** What to produce **
Write out every line of the material exactly as it appears.

** Dataset entries **
━━━━━━━━━━━━━━━━━━━━━━━━━━━━━━

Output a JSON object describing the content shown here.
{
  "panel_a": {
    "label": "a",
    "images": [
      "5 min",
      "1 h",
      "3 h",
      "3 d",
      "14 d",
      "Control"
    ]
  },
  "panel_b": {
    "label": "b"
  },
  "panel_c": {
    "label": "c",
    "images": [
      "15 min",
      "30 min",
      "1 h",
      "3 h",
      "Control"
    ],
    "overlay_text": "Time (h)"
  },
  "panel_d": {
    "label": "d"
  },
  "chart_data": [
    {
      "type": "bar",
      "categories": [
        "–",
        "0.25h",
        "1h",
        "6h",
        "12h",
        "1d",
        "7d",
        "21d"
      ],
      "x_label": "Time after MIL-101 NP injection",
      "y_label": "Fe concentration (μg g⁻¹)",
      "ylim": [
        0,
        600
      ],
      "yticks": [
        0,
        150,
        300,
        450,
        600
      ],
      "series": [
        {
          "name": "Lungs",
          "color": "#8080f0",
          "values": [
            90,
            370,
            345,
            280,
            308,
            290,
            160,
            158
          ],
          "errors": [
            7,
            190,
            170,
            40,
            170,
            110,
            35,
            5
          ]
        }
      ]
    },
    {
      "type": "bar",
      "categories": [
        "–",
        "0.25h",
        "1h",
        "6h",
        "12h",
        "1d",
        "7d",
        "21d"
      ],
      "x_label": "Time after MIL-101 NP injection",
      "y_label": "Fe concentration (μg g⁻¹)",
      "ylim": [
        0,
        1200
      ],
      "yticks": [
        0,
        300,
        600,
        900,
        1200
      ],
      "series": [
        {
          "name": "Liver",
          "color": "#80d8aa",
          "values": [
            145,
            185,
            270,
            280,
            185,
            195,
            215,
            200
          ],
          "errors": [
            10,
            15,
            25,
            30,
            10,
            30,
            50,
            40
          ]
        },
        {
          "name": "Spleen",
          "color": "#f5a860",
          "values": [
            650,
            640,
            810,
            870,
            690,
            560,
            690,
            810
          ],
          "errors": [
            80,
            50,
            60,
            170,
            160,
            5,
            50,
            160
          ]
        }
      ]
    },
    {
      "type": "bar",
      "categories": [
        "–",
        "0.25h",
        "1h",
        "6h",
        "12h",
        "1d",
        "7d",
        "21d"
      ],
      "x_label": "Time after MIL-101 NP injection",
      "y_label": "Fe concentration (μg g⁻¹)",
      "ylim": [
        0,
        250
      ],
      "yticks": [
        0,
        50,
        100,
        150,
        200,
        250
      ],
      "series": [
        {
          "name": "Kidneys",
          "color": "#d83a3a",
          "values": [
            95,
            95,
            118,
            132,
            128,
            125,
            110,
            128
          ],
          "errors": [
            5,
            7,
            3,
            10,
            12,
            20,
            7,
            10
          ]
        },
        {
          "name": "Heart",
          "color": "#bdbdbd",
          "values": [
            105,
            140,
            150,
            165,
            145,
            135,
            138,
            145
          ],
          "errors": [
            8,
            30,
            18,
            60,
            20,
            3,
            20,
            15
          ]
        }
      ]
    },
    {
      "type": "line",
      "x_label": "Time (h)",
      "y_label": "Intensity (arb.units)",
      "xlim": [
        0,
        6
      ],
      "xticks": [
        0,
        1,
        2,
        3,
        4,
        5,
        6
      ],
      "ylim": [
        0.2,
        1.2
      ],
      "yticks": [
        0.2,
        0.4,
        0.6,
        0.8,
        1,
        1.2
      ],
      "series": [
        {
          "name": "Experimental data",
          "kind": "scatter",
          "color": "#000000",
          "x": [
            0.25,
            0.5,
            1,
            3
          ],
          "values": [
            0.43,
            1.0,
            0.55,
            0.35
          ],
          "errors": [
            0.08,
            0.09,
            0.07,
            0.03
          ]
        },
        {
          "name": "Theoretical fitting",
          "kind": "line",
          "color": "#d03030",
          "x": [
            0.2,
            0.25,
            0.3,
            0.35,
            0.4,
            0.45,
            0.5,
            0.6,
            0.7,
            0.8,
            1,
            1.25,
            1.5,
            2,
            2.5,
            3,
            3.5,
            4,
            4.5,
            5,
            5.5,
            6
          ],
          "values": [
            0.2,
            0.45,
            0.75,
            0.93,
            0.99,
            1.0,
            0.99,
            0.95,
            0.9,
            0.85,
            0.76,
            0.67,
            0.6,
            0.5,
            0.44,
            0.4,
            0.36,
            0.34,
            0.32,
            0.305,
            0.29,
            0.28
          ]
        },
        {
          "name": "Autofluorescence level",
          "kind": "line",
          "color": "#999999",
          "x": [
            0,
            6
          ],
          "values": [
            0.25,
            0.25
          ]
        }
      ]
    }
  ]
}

━━━━━━━━━━━━━━━━━━━━━━━━━━━━━━

** Answer below **
Output a JSON object describing the content shown here.
{
  "panel_a": {
    "label": "a",
    "images": [
      "5 min",
      "1 h",
      "3 h",
      "3 d",
      "14 d",
      "Control"
    ]
  },
  "panel_b": {
    "label": "b"
  },
  "panel_c": {
    "label": "c",
    "images": [
      "15 min",
      "30 min",
      "1 h",
      "3 h",
      "Control"
    ],
    "overlay_text": "Time (h)"
  },
  "panel_d": {
    "label": "d"
  },
  "chart_data": [
    {
      "type": "bar",
      "categories": [
        "–",
        "0.25h",
        "1h",
        "6h",
        "12h",
        "1d",
        "7d",
        "21d"
      ],
      "x_label": "Time after MIL-101 NP injection",
      "y_label": "Fe concentration (μg g⁻¹)",
      "ylim": [
        0,
        600
      ],
      "yticks": [
        0,
        150,
        300,
        450,
        600
      ],
      "series": [
        {
          "name": "Lungs",
          "color": "#8080f0",
          "values": [
            90,
            370,
            345,
            280,
            308,
            290,
            160,
            158
          ],
          "errors": [
            7,
            190,
            170,
            40,
            170,
            110,
            35,
            5
          ]
        }
      ]
    },
    {
      "type": "bar",
      "categories": [
        "–",
        "0.25h",
        "1h",
        "6h",
        "12h",
        "1d",
        "7d",
        "21d"
      ],
      "x_label": "Time after MIL-101 NP injection",
      "y_label": "Fe concentration (μg g⁻¹)",
      "ylim": [
        0,
        1200
      ],
      "yticks": [
        0,
        300,
        600,
        900,
        1200
      ],
      "series": [
        {
          "name": "Liver",
          "color": "#80d8aa",
          "values": [
            145,
            185,
            270,
            280,
            185,
            195,
            215,
            200
          ],
          "errors": [
            10,
            15,
            25,
            30,
            10,
            30,
            50,
            40
          ]
        },
        {
          "name": "Spleen",
          "color": "#f5a860",
          "values": [
            650,
            640,
            810,
            870,
            690,
            560,
            690,
            810
          ],
          "errors": [
            80,
            50,
            60,
            170,
            160,
            5,
            50,
            160
          ]
        }
      ]
    },
    {
      "type": "bar",
      "categories": [
        "–",
        "0.25h",
        "1h",
        "6h",
        "12h",
        "1d",
        "7d",
        "21d"
      ],
      "x_label": "Time after MIL-101 NP injection",
      "y_label": "Fe concentration (μg g⁻¹)",
      "ylim": [
        0,
        250
      ],
      "yticks": [
        0,
        50,
        100,
        150,
        200,
        250
      ],
      "series": [
        {
          "name": "Kidneys",
          "color": "#d83a3a",
          "values": [
            95,
            95,
            118,
            132,
            128,
            125,
            110,
            128
          ],
          "errors": [
            5,
            7,
            3,
            10,
            12,
            20,
            7,
            10
          ]
        },
        {
          "name": "Heart",
          "color": "#bdbdbd",
          "values": [
            105,
            140,
            150,
            165,
            145,
            135,
            138,
            145
          ],
          "errors": [
            8,
            30,
            18,
            60,
            20,
            3,
            20,
            15
          ]
        }
      ]
    },
    {
      "type": "line",
      "x_label": "Time (h)",
      "y_label": "Intensity (arb.units)",
      "xlim": [
        0,
        6
      ],
      "xticks": [
        0,
        1,
        2,
        3,
        4,
        5,
        6
      ],
      "ylim": [
        0.2,
        1.2
      ],
      "yticks": [
        0.2,
        0.4,
        0.6,
        0.8,
        1,
        1.2
      ],
      "series": [
        {
          "name": "Experimental data",
          "kind": "scatter",
          "color": "#000000",
          "x": [
            0.25,
            0.5,
            1,
            3
          ],
          "values": [
            0.43,
            1.0,
            0.55,
            0.35
          ],
          "errors": [
            0.08,
            0.09,
            0.07,
            0.03
          ]
        },
        {
          "name": "Theoretical fitting",
          "kind": "line",
          "color": "#d03030",
          "x": [
            0.2,
            0.25,
            0.3,
            0.35,
            0.4,
            0.45,
            0.5,
            0.6,
            0.7,
            0.8,
            1,
            1.25,
            1.5,
            2,
            2.5,
            3,
            3.5,
            4,
            4.5,
            5,
            5.5,
            6
          ],
          "values": [
            0.2,
            0.45,
            0.75,
            0.93,
            0.99,
            1.0,
            0.99,
            0.95,
            0.9,
            0.85,
            0.76,
            0.67,
            0.6,
            0.5,
            0.44,
            0.4,
            0.36,
            0.34,
            0.32,
            0.305,
            0.29,
            0.28
          ]
        },
        {
          "name": "Autofluorescence level",
          "kind": "line",
          "color": "#999999",
          "x": [
            0,
            6
          ],
          "values": [
            0.25,
            0.25
          ]
        }
      ]
    }
  ]
}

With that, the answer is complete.